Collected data
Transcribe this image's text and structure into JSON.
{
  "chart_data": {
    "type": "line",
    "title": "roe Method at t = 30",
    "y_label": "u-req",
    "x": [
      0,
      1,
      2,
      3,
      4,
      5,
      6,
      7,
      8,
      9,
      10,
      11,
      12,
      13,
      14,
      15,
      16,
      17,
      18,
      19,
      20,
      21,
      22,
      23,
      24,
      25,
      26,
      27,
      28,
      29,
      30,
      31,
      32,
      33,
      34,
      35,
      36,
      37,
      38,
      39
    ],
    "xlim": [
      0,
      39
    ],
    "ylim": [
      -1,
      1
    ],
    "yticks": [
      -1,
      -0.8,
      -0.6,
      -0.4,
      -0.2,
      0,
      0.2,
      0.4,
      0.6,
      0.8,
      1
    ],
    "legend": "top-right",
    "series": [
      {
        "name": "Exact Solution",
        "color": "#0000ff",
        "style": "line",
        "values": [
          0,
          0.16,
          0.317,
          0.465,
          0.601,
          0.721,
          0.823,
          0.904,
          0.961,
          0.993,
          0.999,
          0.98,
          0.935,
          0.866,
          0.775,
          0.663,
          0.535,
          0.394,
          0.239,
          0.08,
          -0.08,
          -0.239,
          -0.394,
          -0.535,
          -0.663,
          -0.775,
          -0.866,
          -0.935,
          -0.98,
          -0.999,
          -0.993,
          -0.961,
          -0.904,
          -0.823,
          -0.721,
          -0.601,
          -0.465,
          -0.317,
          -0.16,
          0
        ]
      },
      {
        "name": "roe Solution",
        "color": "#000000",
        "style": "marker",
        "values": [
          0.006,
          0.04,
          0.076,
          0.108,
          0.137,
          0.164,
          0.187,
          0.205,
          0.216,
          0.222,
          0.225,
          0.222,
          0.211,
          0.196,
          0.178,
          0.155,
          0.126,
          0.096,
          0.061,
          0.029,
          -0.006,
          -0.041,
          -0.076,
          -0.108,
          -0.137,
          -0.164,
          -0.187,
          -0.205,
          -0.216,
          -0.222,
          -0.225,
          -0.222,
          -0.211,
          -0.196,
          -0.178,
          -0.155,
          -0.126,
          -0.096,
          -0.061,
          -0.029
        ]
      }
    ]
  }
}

◆ **STATED TASK**:
Return the entries in full, keeping every line exactly as it is.

◆ **FULL OUTPUT**:
Transcribe this image's text and structure into JSON.
{
  "chart_data": {
    "type": "line",
    "title": "roe Method at t = 30",
    "y_label": "u-req",
    "x": [
      0,
      1,
      2,
      3,
      4,
      5,
      6,
      7,
      8,
      9,
      10,
      11,
      12,
      13,
      14,
      15,
      16,
      17,
      18,
      19,
      20,
      21,
      22,
      23,
      24,
      25,
      26,
      27,
      28,
      29,
      30,
      31,
      32,
      33,
      34,
      35,
      36,
      37,
      38,
      39
    ],
    "xlim": [
      0,
      39
    ],
    "ylim": [
      -1,
      1
    ],
    "yticks": [
      -1,
      -0.8,
      -0.6,
      -0.4,
      -0.2,
      0,
      0.2,
      0.4,
      0.6,
      0.8,
      1
    ],
    "legend": "top-right",
    "series": [
      {
        "name": "Exact Solution",
        "color": "#0000ff",
        "style": "line",
        "values": [
          0,
          0.16,
          0.317,
          0.465,
          0.601,
          0.721,
          0.823,
          0.904,
          0.961,
          0.993,
          0.999,
          0.98,
          0.935,
          0.866,
          0.775,
          0.663,
          0.535,
          0.394,
          0.239,
          0.08,
          -0.08,
          -0.239,
          -0.394,
          -0.535,
          -0.663,
          -0.775,
          -0.866,
          -0.935,
          -0.98,
          -0.999,
          -0.993,
          -0.961,
          -0.904,
          -0.823,
          -0.721,
          -0.601,
          -0.465,
          -0.317,
          -0.16,
          0
        ]
      },
      {
        "name": "roe Solution",
        "color": "#000000",
        "style": "marker",
        "values": [
          0.006,
          0.04,
          0.076,
          0.108,
          0.137,
          0.164,
          0.187,
          0.205,
          0.216,
          0.222,
          0.225,
          0.222,
          0.211,
          0.196,
          0.178,
          0.155,
          0.126,
          0.096,
          0.061,
          0.029,
          -0.006,
          -0.041,
          -0.076,
          -0.108,
          -0.137,
          -0.164,
          -0.187,
          -0.205,
          -0.216,
          -0.222,
          -0.225,
          -0.222,
          -0.211,
          -0.196,
          -0.178,
          -0.155,
          -0.126,
          -0.096,
          -0.061,
          -0.029
        ]
      }
    ]
  }
}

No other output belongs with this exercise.